begin
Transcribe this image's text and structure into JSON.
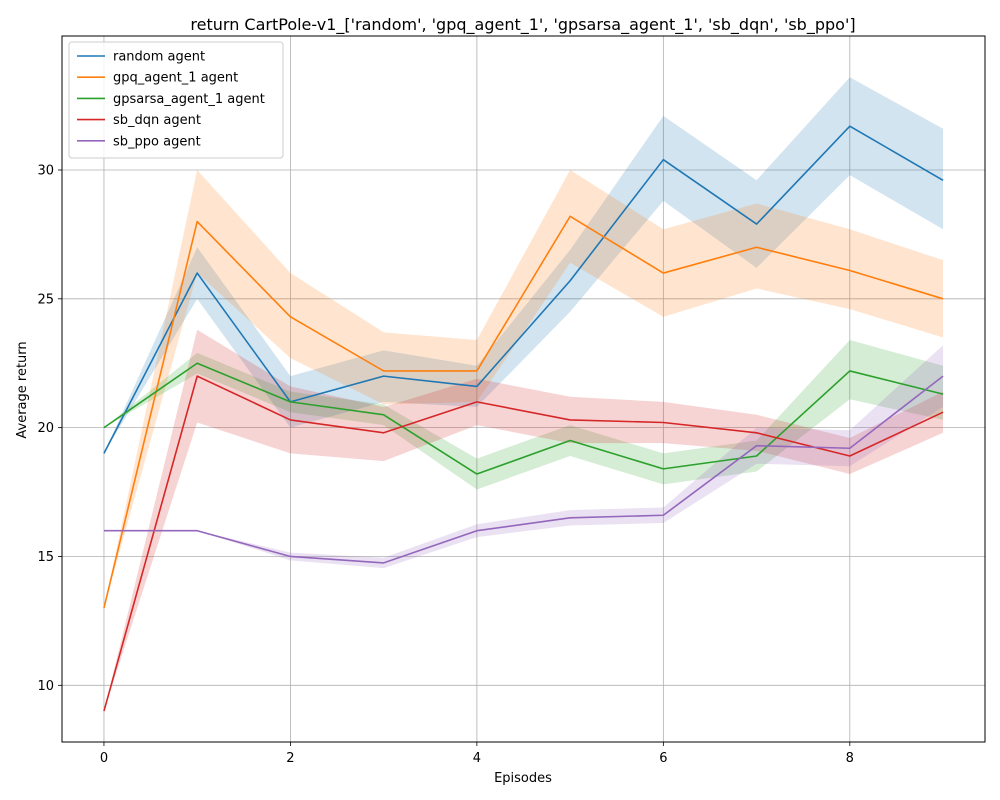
{
  "chart_data": {
    "type": "line",
    "title": "return CartPole-v1_['random', 'gpq_agent_1', 'gpsarsa_agent_1', 'sb_dqn', 'sb_ppo']",
    "xlabel": "Episodes",
    "ylabel": "Average return",
    "xlim": [
      -0.45,
      9.45
    ],
    "ylim": [
      7.8,
      35.2
    ],
    "xticks": [
      0,
      2,
      4,
      6,
      8
    ],
    "yticks": [
      10,
      15,
      20,
      25,
      30
    ],
    "grid": true,
    "legend_position": "top-left",
    "x": [
      0,
      1,
      2,
      3,
      4,
      5,
      6,
      7,
      8,
      9
    ],
    "series": [
      {
        "name": "random agent",
        "color": "#1f77b4",
        "values": [
          19.0,
          26.0,
          21.0,
          22.0,
          21.6,
          25.7,
          30.4,
          27.9,
          31.7,
          29.6
        ],
        "lower": [
          19.0,
          25.0,
          20.0,
          21.0,
          20.8,
          24.5,
          28.8,
          26.2,
          29.8,
          27.7
        ],
        "upper": [
          19.0,
          27.0,
          22.0,
          23.0,
          22.4,
          26.9,
          32.1,
          29.6,
          33.6,
          31.6
        ]
      },
      {
        "name": "gpq_agent_1 agent",
        "color": "#ff7f0e",
        "values": [
          13.0,
          28.0,
          24.3,
          22.2,
          22.2,
          28.2,
          26.0,
          27.0,
          26.1,
          25.0
        ],
        "lower": [
          13.0,
          26.0,
          22.7,
          20.9,
          21.0,
          26.4,
          24.3,
          25.4,
          24.6,
          23.5
        ],
        "upper": [
          13.0,
          30.0,
          26.0,
          23.7,
          23.4,
          30.0,
          27.7,
          28.7,
          27.7,
          26.5
        ]
      },
      {
        "name": "gpsarsa_agent_1 agent",
        "color": "#2ca02c",
        "values": [
          20.0,
          22.5,
          21.0,
          20.5,
          18.2,
          19.5,
          18.4,
          18.9,
          22.2,
          21.3
        ],
        "lower": [
          20.0,
          22.1,
          20.6,
          20.1,
          17.6,
          18.9,
          17.8,
          18.3,
          21.1,
          20.3
        ],
        "upper": [
          20.0,
          22.9,
          21.4,
          20.9,
          18.8,
          20.1,
          19.0,
          19.5,
          23.4,
          22.4
        ]
      },
      {
        "name": "sb_dqn agent",
        "color": "#d62728",
        "values": [
          9.0,
          22.0,
          20.3,
          19.8,
          21.0,
          20.3,
          20.2,
          19.8,
          18.9,
          20.6
        ],
        "lower": [
          9.0,
          20.2,
          19.0,
          18.7,
          20.1,
          19.4,
          19.4,
          19.1,
          18.2,
          19.8
        ],
        "upper": [
          9.0,
          23.8,
          21.6,
          20.8,
          21.9,
          21.2,
          21.0,
          20.5,
          19.6,
          21.4
        ]
      },
      {
        "name": "sb_ppo agent",
        "color": "#9467bd",
        "values": [
          16.0,
          16.0,
          15.0,
          14.75,
          16.0,
          16.5,
          16.6,
          19.3,
          19.2,
          22.0
        ],
        "lower": [
          16.0,
          16.0,
          14.85,
          14.55,
          15.75,
          16.2,
          16.3,
          18.6,
          18.5,
          20.8
        ],
        "upper": [
          16.0,
          16.0,
          15.15,
          14.95,
          16.25,
          16.8,
          16.9,
          20.0,
          19.9,
          23.2
        ]
      }
    ]
  }
}
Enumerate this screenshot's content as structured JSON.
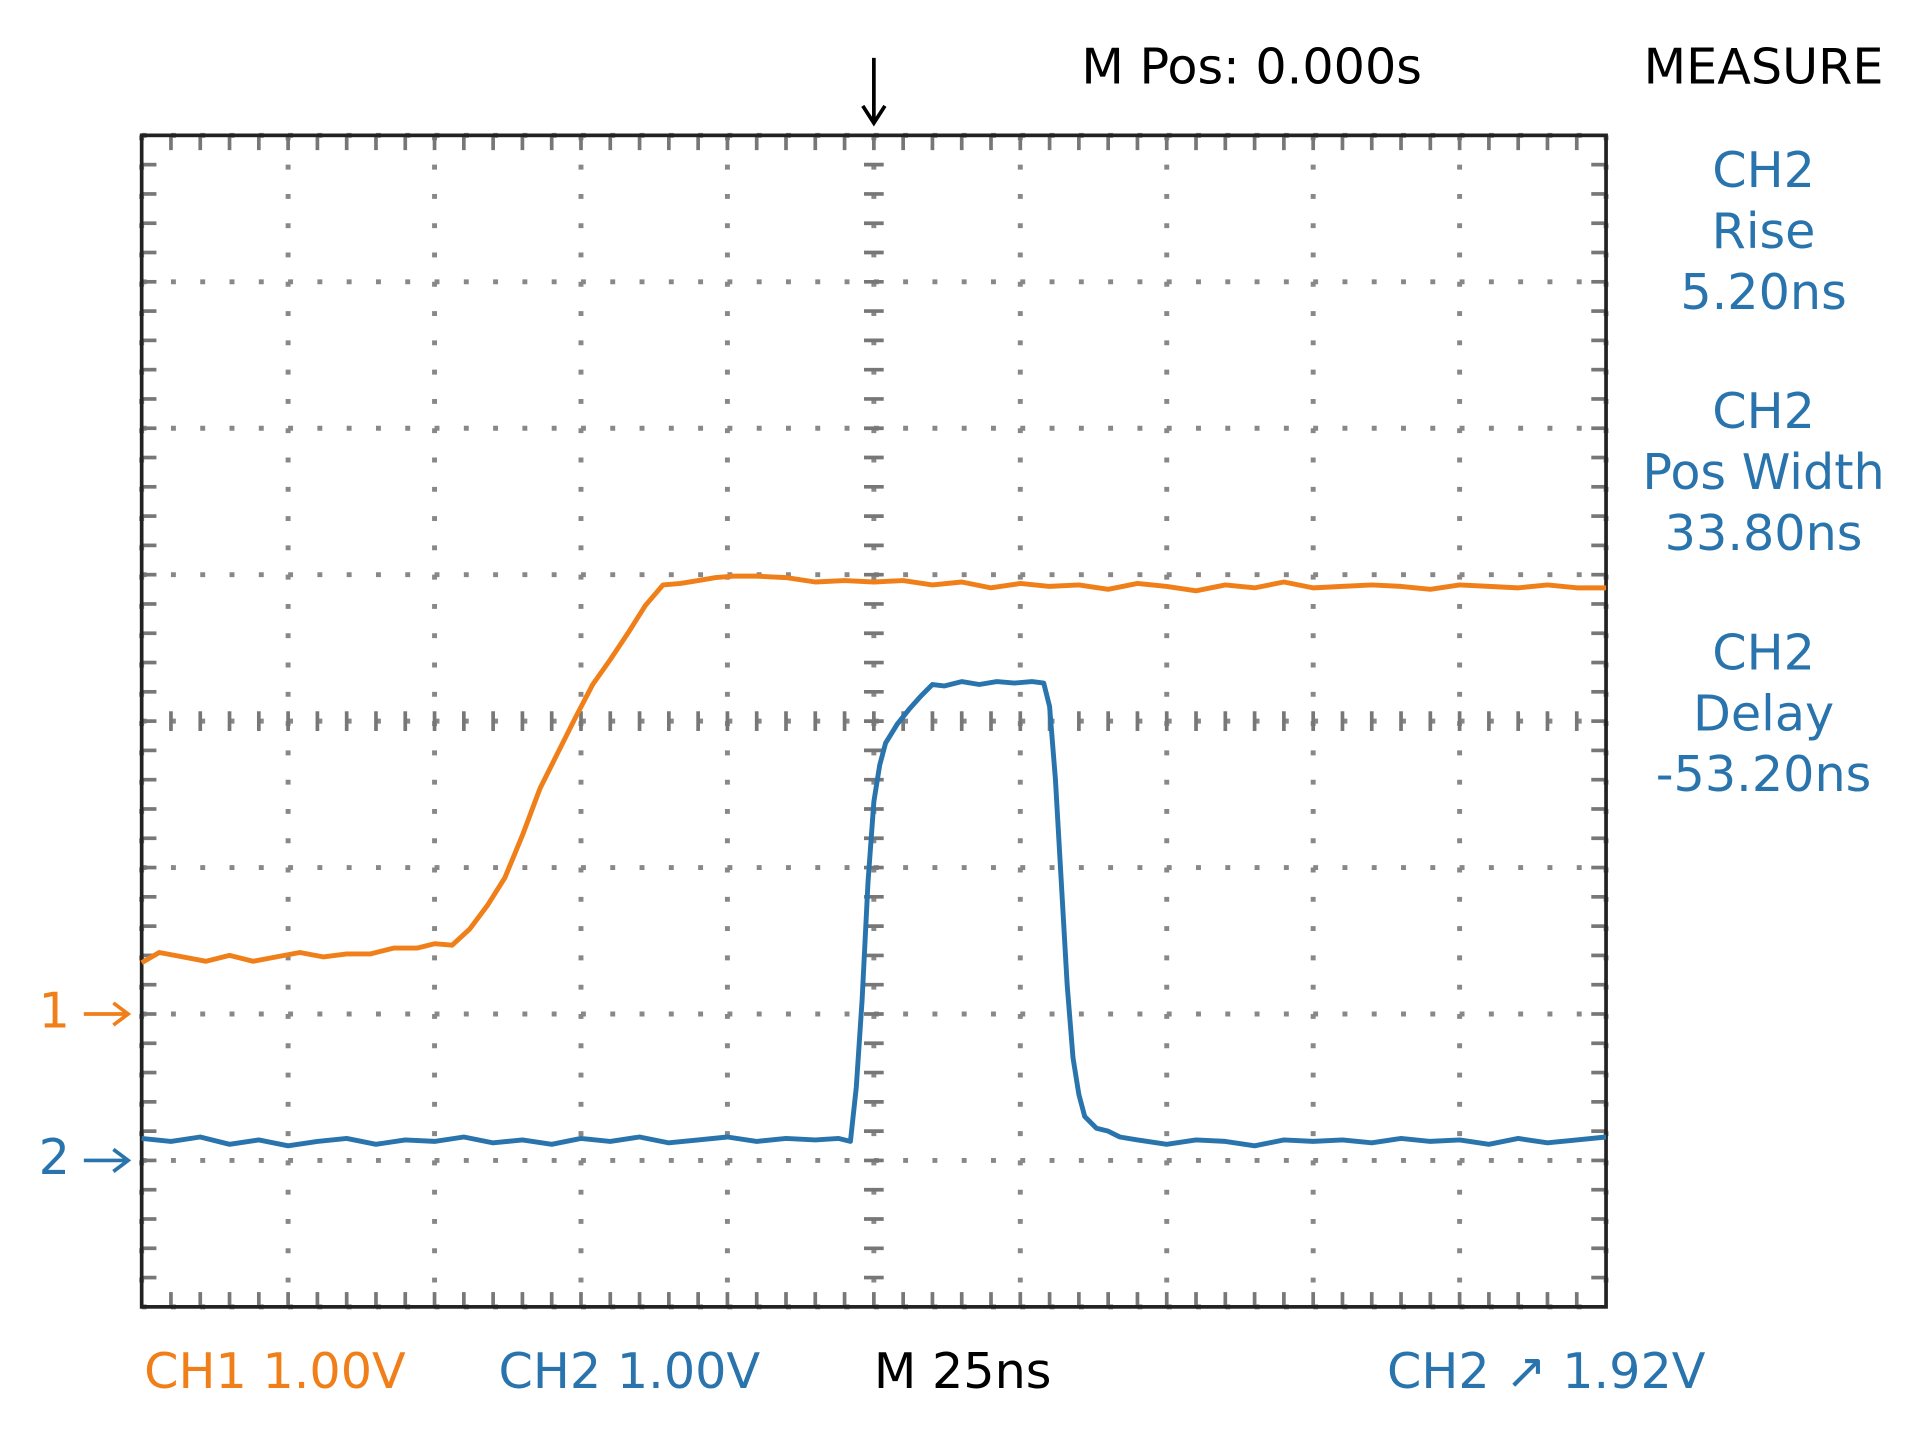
{
  "chart_data": {
    "type": "line",
    "position": "M Pos: 0.000s",
    "measure_title": "MEASURE",
    "measurements": [
      {
        "source": "CH2",
        "name": "Rise",
        "value": "5.20ns"
      },
      {
        "source": "CH2",
        "name": "Pos Width",
        "value": "33.80ns"
      },
      {
        "source": "CH2",
        "name": "Delay",
        "value": "-53.20ns"
      }
    ],
    "footer": [
      {
        "text": "CH1 1.00V",
        "color": "#f07f19"
      },
      {
        "text": "CH2 1.00V",
        "color": "#2a74ad"
      },
      {
        "text": "M 25ns",
        "color": "#000000"
      },
      {
        "text": "CH2 ↗ 1.92V",
        "color": "#2a74ad"
      }
    ],
    "xlim": [
      -125,
      125
    ],
    "ylim": [
      -4,
      4
    ],
    "xticks": [
      -125,
      -100,
      -75,
      -50,
      -25,
      0,
      25,
      50,
      75,
      100,
      125
    ],
    "yticks": [
      -4,
      -3,
      -2,
      -1,
      0,
      1,
      2,
      3,
      4
    ],
    "grid": true,
    "trigger_x": 0,
    "series": [
      {
        "name": "1",
        "color": "#f07f19",
        "level": -2,
        "x": [
          -125,
          -122,
          -118,
          -114,
          -110,
          -106,
          -102,
          -98,
          -94,
          -90,
          -86,
          -82,
          -78,
          -75,
          -72,
          -69,
          -66,
          -63,
          -60,
          -57,
          -54,
          -51,
          -48,
          -45,
          -42,
          -39,
          -36,
          -33,
          -30,
          -27,
          -24,
          -20,
          -15,
          -10,
          -5,
          0,
          5,
          10,
          15,
          20,
          25,
          30,
          35,
          40,
          45,
          50,
          55,
          60,
          65,
          70,
          75,
          80,
          85,
          90,
          95,
          100,
          105,
          110,
          115,
          120,
          125
        ],
        "values": [
          -1.65,
          -1.58,
          -1.61,
          -1.64,
          -1.6,
          -1.64,
          -1.61,
          -1.58,
          -1.61,
          -1.59,
          -1.59,
          -1.55,
          -1.55,
          -1.52,
          -1.53,
          -1.42,
          -1.26,
          -1.07,
          -0.78,
          -0.46,
          -0.22,
          0.02,
          0.25,
          0.42,
          0.6,
          0.79,
          0.93,
          0.94,
          0.96,
          0.98,
          0.99,
          0.99,
          0.98,
          0.95,
          0.96,
          0.95,
          0.96,
          0.93,
          0.95,
          0.91,
          0.94,
          0.92,
          0.93,
          0.9,
          0.94,
          0.92,
          0.89,
          0.93,
          0.91,
          0.95,
          0.91,
          0.92,
          0.93,
          0.92,
          0.9,
          0.93,
          0.92,
          0.91,
          0.93,
          0.91,
          0.91
        ]
      },
      {
        "name": "2",
        "color": "#2a74ad",
        "level": -3,
        "x": [
          -125,
          -120,
          -115,
          -110,
          -105,
          -100,
          -95,
          -90,
          -85,
          -80,
          -75,
          -70,
          -65,
          -60,
          -55,
          -50,
          -45,
          -40,
          -35,
          -30,
          -25,
          -20,
          -15,
          -10,
          -6,
          -4,
          -3,
          -2,
          -1,
          0,
          1,
          2,
          4,
          6,
          8,
          10,
          12,
          15,
          18,
          21,
          24,
          27,
          29,
          30,
          31,
          32,
          33,
          34,
          35,
          36,
          38,
          40,
          42,
          45,
          50,
          55,
          60,
          65,
          70,
          75,
          80,
          85,
          90,
          95,
          100,
          105,
          110,
          115,
          120,
          125
        ],
        "values": [
          -2.85,
          -2.87,
          -2.84,
          -2.89,
          -2.86,
          -2.9,
          -2.87,
          -2.85,
          -2.89,
          -2.86,
          -2.87,
          -2.84,
          -2.88,
          -2.86,
          -2.89,
          -2.85,
          -2.87,
          -2.84,
          -2.88,
          -2.86,
          -2.84,
          -2.87,
          -2.85,
          -2.86,
          -2.85,
          -2.87,
          -2.5,
          -1.9,
          -1.1,
          -0.55,
          -0.3,
          -0.15,
          -0.02,
          0.08,
          0.17,
          0.25,
          0.24,
          0.27,
          0.25,
          0.27,
          0.26,
          0.27,
          0.26,
          0.1,
          -0.4,
          -1.1,
          -1.8,
          -2.3,
          -2.55,
          -2.7,
          -2.78,
          -2.8,
          -2.84,
          -2.86,
          -2.89,
          -2.86,
          -2.87,
          -2.9,
          -2.86,
          -2.87,
          -2.86,
          -2.88,
          -2.85,
          -2.87,
          -2.86,
          -2.89,
          -2.85,
          -2.88,
          -2.86,
          -2.84
        ]
      }
    ]
  }
}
end
Pick out each line containing the string "JSON" and copy it.

Transcribe this image's text and structure into JSON.
Enumerate this screenshot's content as structured JSON.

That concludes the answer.